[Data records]
— start —
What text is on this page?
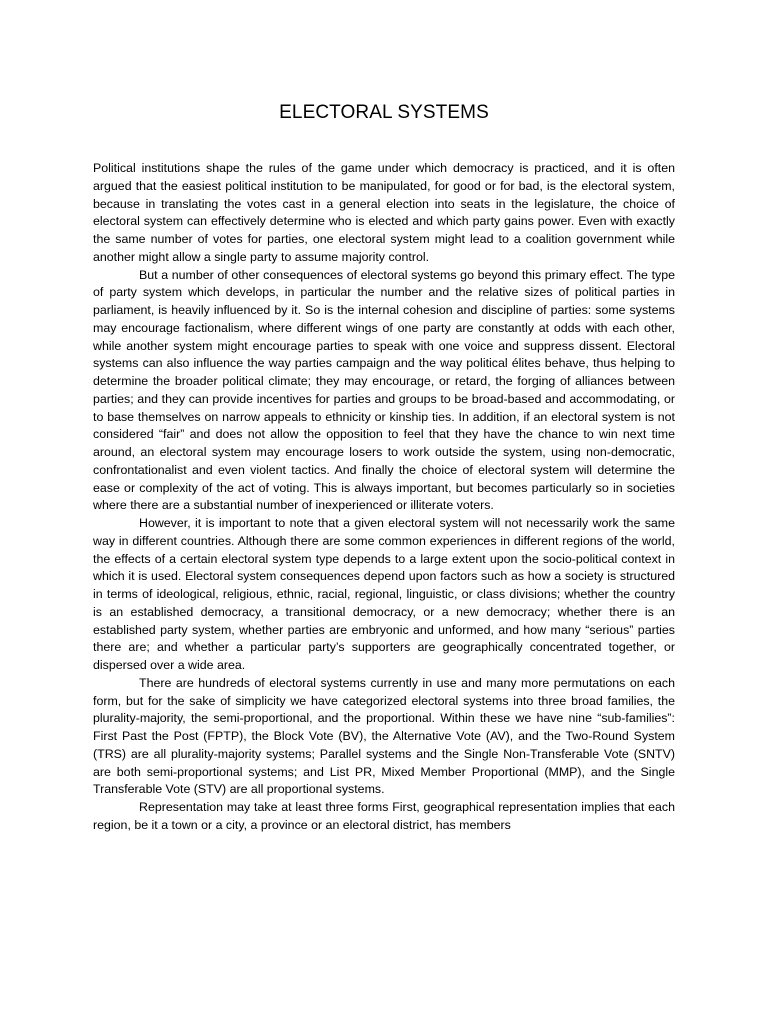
ELECTORAL SYSTEMS

Political institutions shape the rules of the game under which democracy is practiced, and it is often argued that the easiest political institution to be manipulated, for good or for bad, is the electoral system, because in translating the votes cast in a general election into seats in the legislature, the choice of electoral system can effectively determine who is elected and which party gains power. Even with exactly the same number of votes for parties, one electoral system might lead to a coalition government while another might allow a single party to assume majority control.

But a number of other consequences of electoral systems go beyond this primary effect. The type of party system which develops, in particular the number and the relative sizes of political parties in parliament, is heavily influenced by it. So is the internal cohesion and discipline of parties: some systems may encourage factionalism, where different wings of one party are constantly at odds with each other, while another system might encourage parties to speak with one voice and suppress dissent. Electoral systems can also influence the way parties campaign and the way political élites behave, thus helping to determine the broader political climate; they may encourage, or retard, the forging of alliances between parties; and they can provide incentives for parties and groups to be broad-based and accommodating, or to base themselves on narrow appeals to ethnicity or kinship ties. In addition, if an electoral system is not considered “fair” and does not allow the opposition to feel that they have the chance to win next time around, an electoral system may encourage losers to work outside the system, using non-democratic, confrontationalist and even violent tactics. And finally the choice of electoral system will determine the ease or complexity of the act of voting. This is always important, but becomes particularly so in societies where there are a substantial number of inexperienced or illiterate voters.

However, it is important to note that a given electoral system will not necessarily work the same way in different countries. Although there are some common experiences in different regions of the world, the effects of a certain electoral system type depends to a large extent upon the socio-political context in which it is used. Electoral system consequences depend upon factors such as how a society is structured in terms of ideological, religious, ethnic, racial, regional, linguistic, or class divisions; whether the country is an established democracy, a transitional democracy, or a new democracy; whether there is an established party system, whether parties are embryonic and unformed, and how many “serious” parties there are; and whether a particular party’s supporters are geographically concentrated together, or dispersed over a wide area.

There are hundreds of electoral systems currently in use and many more permutations on each form, but for the sake of simplicity we have categorized electoral systems into three broad families, the plurality-majority, the semi-proportional, and the proportional. Within these we have nine “sub-families”: First Past the Post (FPTP), the Block Vote (BV), the Alternative Vote (AV), and the Two-Round System (TRS) are all plurality-majority systems; Parallel systems and the Single Non-Transferable Vote (SNTV) are both semi-proportional systems; and List PR, Mixed Member Proportional (MMP), and the Single Transferable Vote (STV) are all proportional systems.

Representation may take at least three forms First, geographical representation implies that each region, be it a town or a city, a province or an electoral district, has members
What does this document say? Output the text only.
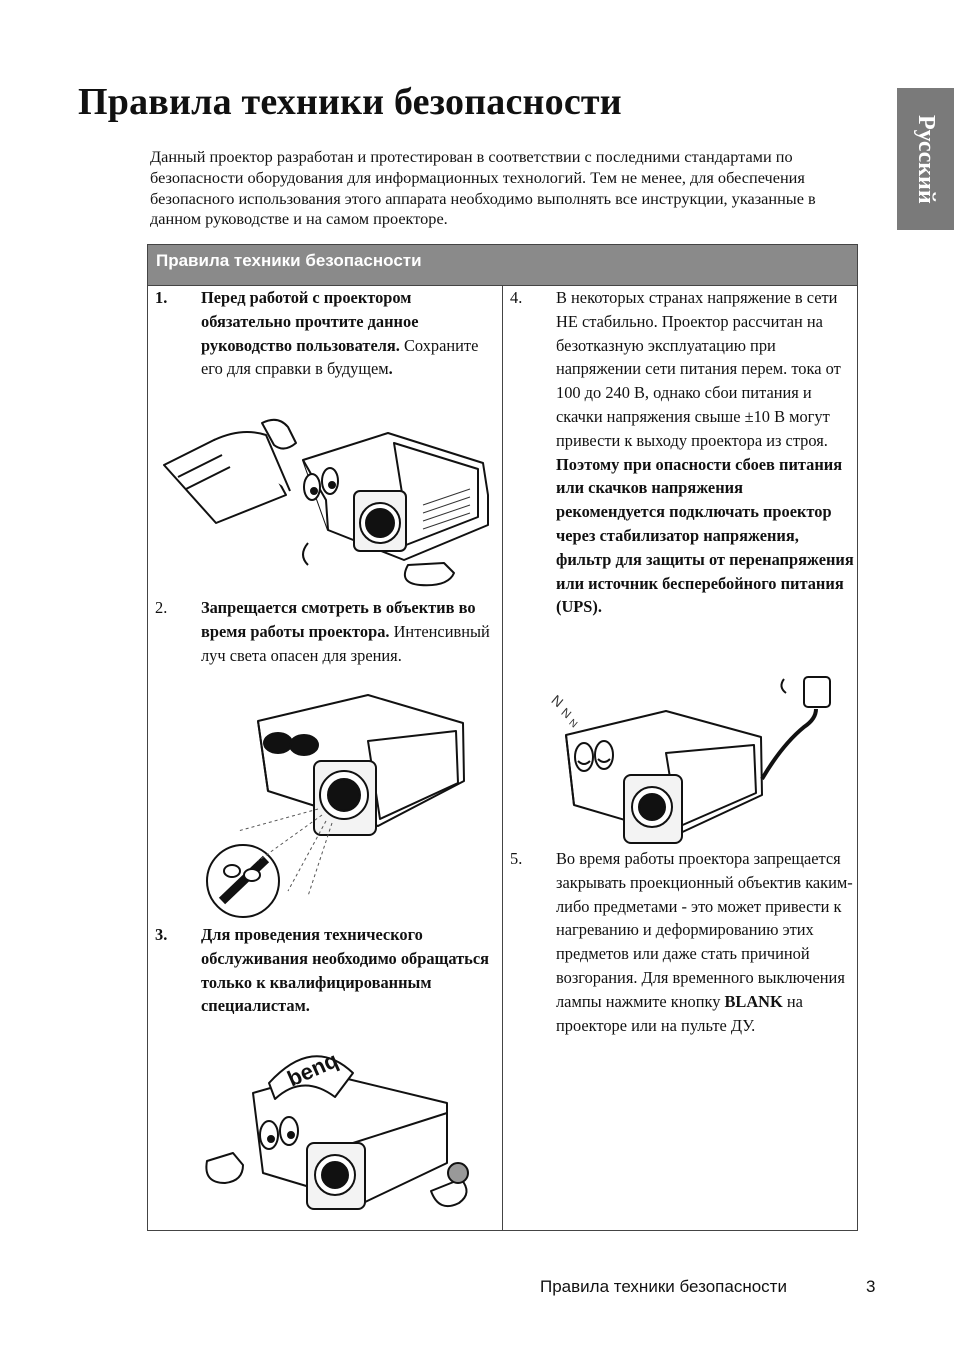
Правила техники безопасности
Русский

Данный проектор разработан и протестирован в соответствии с последними стандартами по безопасности оборудования для информационных технологий. Тем не менее, для обеспечения безопасного использования этого аппарата необходимо выполнять все инструкции, указанные в данном руководстве и на самом проекторе.

Правила техники безопасности
1. Перед работой с проектором обязательно прочтите данное руководство пользователя. Сохраните его для справки в будущем.
2. Запрещается смотреть в объектив во время работы проектора. Интенсивный луч света опасен для зрения.
3. Для проведения технического обслуживания необходимо обращаться только к квалифицированным специалистам.
benq
4. В некоторых странах напряжение в сети НЕ стабильно. Проектор рассчитан на безотказную эксплуатацию при напряжении сети питания перем. тока от 100 до 240 В, однако сбои питания и скачки напряжения свыше ±10 В могут привести к выходу проектора из строя. Поэтому при опасности сбоев питания или скачков напряжения рекомендуется подключать проектор через стабилизатор напряжения, фильтр для защиты от перенапряжения или источник бесперебойного питания (UPS).
N
N
N
5. Во время работы проектора запрещается закрывать проекционный объектив каким-либо предметами - это может привести к нагреванию и деформированию этих предметов или даже стать причиной возгорания. Для временного выключения лампы нажмите кнопку BLANK на проекторе или на пульте ДУ.
Правила техники безопасности	3
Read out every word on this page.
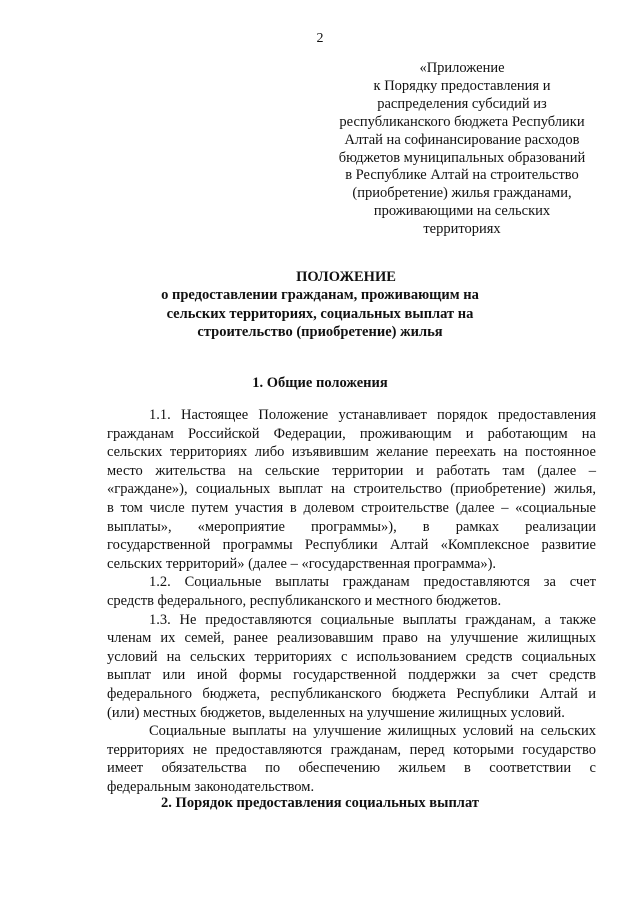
2
«Приложение
к Порядку предоставления и
распределения субсидий из
республиканского бюджета Республики
Алтай на софинансирование расходов
бюджетов муниципальных образований
в Республике Алтай на строительство
(приобретение) жилья гражданами,
проживающими на сельских
территориях
ПОЛОЖЕНИЕ
о предоставлении гражданам, проживающим на
сельских территориях, социальных выплат на
строительство (приобретение) жилья
1. Общие положения
1.1. Настоящее Положение устанавливает порядок предоставления
гражданам Российской Федерации, проживающим и работающим на
сельских территориях либо изъявившим желание переехать на постоянное
место жительства на сельские территории и работать там (далее –
«граждане»), социальных выплат на строительство (приобретение) жилья,
в том числе путем участия в долевом строительстве (далее – «социальные
выплаты», «мероприятие программы»), в рамках реализации
государственной программы Республики Алтай «Комплексное развитие
сельских территорий» (далее – «государственная программа»).
1.2. Социальные выплаты гражданам предоставляются за счет
средств федерального, республиканского и местного бюджетов.
1.3. Не предоставляются социальные выплаты гражданам, а также
членам их семей, ранее реализовавшим право на улучшение жилищных
условий на сельских территориях с использованием средств социальных
выплат или иной формы государственной поддержки за счет средств
федерального бюджета, республиканского бюджета Республики Алтай и
(или) местных бюджетов, выделенных на улучшение жилищных условий.
Социальные выплаты на улучшение жилищных условий на сельских
территориях не предоставляются гражданам, перед которыми государство
имеет обязательства по обеспечению жильем в соответствии с
федеральным законодательством.
2. Порядок предоставления социальных выплат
— end —
To do> Except for the pictures, reproduce every line exactly.

Task solution>
What text is on this page?
ELECTORAL SYSTEMS

Political institutions shape the rules of the game under which democracy is practiced, and it is often argued that the easiest political institution to be manipulated, for good or for bad, is the electoral system, because in translating the votes cast in a general election into seats in the legislature, the choice of electoral system can effectively determine who is elected and which party gains power. Even with exactly the same number of votes for parties, one electoral system might lead to a coalition government while another might allow a single party to assume majority control.

But a number of other consequences of electoral systems go beyond this primary effect. The type of party system which develops, in particular the number and the relative sizes of political parties in parliament, is heavily influenced by it. So is the internal cohesion and discipline of parties: some systems may encourage factionalism, where different wings of one party are constantly at odds with each other, while another system might encourage parties to speak with one voice and suppress dissent. Electoral systems can also influence the way parties campaign and the way political élites behave, thus helping to determine the broader political climate; they may encourage, or retard, the forging of alliances between parties; and they can provide incentives for parties and groups to be broad-based and accommodating, or to base themselves on narrow appeals to ethnicity or kinship ties. In addition, if an electoral system is not considered “fair” and does not allow the opposition to feel that they have the chance to win next time around, an electoral system may encourage losers to work outside the system, using non-democratic, confrontationalist and even violent tactics. And finally the choice of electoral system will determine the ease or complexity of the act of voting. This is always important, but becomes particularly so in societies where there are a substantial number of inexperienced or illiterate voters.

However, it is important to note that a given electoral system will not necessarily work the same way in different countries. Although there are some common experiences in different regions of the world, the effects of a certain electoral system type depends to a large extent upon the socio-political context in which it is used. Electoral system consequences depend upon factors such as how a society is structured in terms of ideological, religious, ethnic, racial, regional, linguistic, or class divisions; whether the country is an established democracy, a transitional democracy, or a new democracy; whether there is an established party system, whether parties are embryonic and unformed, and how many “serious” parties there are; and whether a particular party’s supporters are geographically concentrated together, or dispersed over a wide area.

There are hundreds of electoral systems currently in use and many more permutations on each form, but for the sake of simplicity we have categorized electoral systems into three broad families, the plurality-majority, the semi-proportional, and the proportional. Within these we have nine “sub-families”: First Past the Post (FPTP), the Block Vote (BV), the Alternative Vote (AV), and the Two-Round System (TRS) are all plurality-majority systems; Parallel systems and the Single Non-Transferable Vote (SNTV) are both semi-proportional systems; and List PR, Mixed Member Proportional (MMP), and the Single Transferable Vote (STV) are all proportional systems.

Representation may take at least three forms First, geographical representation implies that each region, be it a town or a city, a province or an electoral district, has members
What does this document say? Output the text only.
Правила техники безопасности
Русский

Данный проектор разработан и протестирован в соответствии с последними стандартами по безопасности оборудования для информационных технологий. Тем не менее, для обеспечения безопасного использования этого аппарата необходимо выполнять все инструкции, указанные в данном руководстве и на самом проекторе.

Правила техники безопасности
1. Перед работой с проектором обязательно прочтите данное руководство пользователя. Сохраните его для справки в будущем.
2. Запрещается смотреть в объектив во время работы проектора. Интенсивный луч света опасен для зрения.
3. Для проведения технического обслуживания необходимо обращаться только к квалифицированным специалистам.
benq
4. В некоторых странах напряжение в сети НЕ стабильно. Проектор рассчитан на безотказную эксплуатацию при напряжении сети питания перем. тока от 100 до 240 В, однако сбои питания и скачки напряжения свыше ±10 В могут привести к выходу проектора из строя. Поэтому при опасности сбоев питания или скачков напряжения рекомендуется подключать проектор через стабилизатор напряжения, фильтр для защиты от перенапряжения или источник бесперебойного питания (UPS).
N
N
N
5. Во время работы проектора запрещается закрывать проекционный объектив каким-либо предметами - это может привести к нагреванию и деформированию этих предметов или даже стать причиной возгорания. Для временного выключения лампы нажмите кнопку BLANK на проекторе или на пульте ДУ.
Правила техники безопасности	3
Read out every word on this page.
2
«Приложение
к Порядку предоставления и
распределения субсидий из
республиканского бюджета Республики
Алтай на софинансирование расходов
бюджетов муниципальных образований
в Республике Алтай на строительство
(приобретение) жилья гражданами,
проживающими на сельских
территориях
ПОЛОЖЕНИЕ
о предоставлении гражданам, проживающим на
сельских территориях, социальных выплат на
строительство (приобретение) жилья
1. Общие положения
1.1. Настоящее Положение устанавливает порядок предоставления
гражданам Российской Федерации, проживающим и работающим на
сельских территориях либо изъявившим желание переехать на постоянное
место жительства на сельские территории и работать там (далее –
«граждане»), социальных выплат на строительство (приобретение) жилья,
в том числе путем участия в долевом строительстве (далее – «социальные
выплаты», «мероприятие программы»), в рамках реализации
государственной программы Республики Алтай «Комплексное развитие
сельских территорий» (далее – «государственная программа»).
1.2. Социальные выплаты гражданам предоставляются за счет
средств федерального, республиканского и местного бюджетов.
1.3. Не предоставляются социальные выплаты гражданам, а также
членам их семей, ранее реализовавшим право на улучшение жилищных
условий на сельских территориях с использованием средств социальных
выплат или иной формы государственной поддержки за счет средств
федерального бюджета, республиканского бюджета Республики Алтай и
(или) местных бюджетов, выделенных на улучшение жилищных условий.
Социальные выплаты на улучшение жилищных условий на сельских
территориях не предоставляются гражданам, перед которыми государство
имеет обязательства по обеспечению жильем в соответствии с
федеральным законодательством.
2. Порядок предоставления социальных выплат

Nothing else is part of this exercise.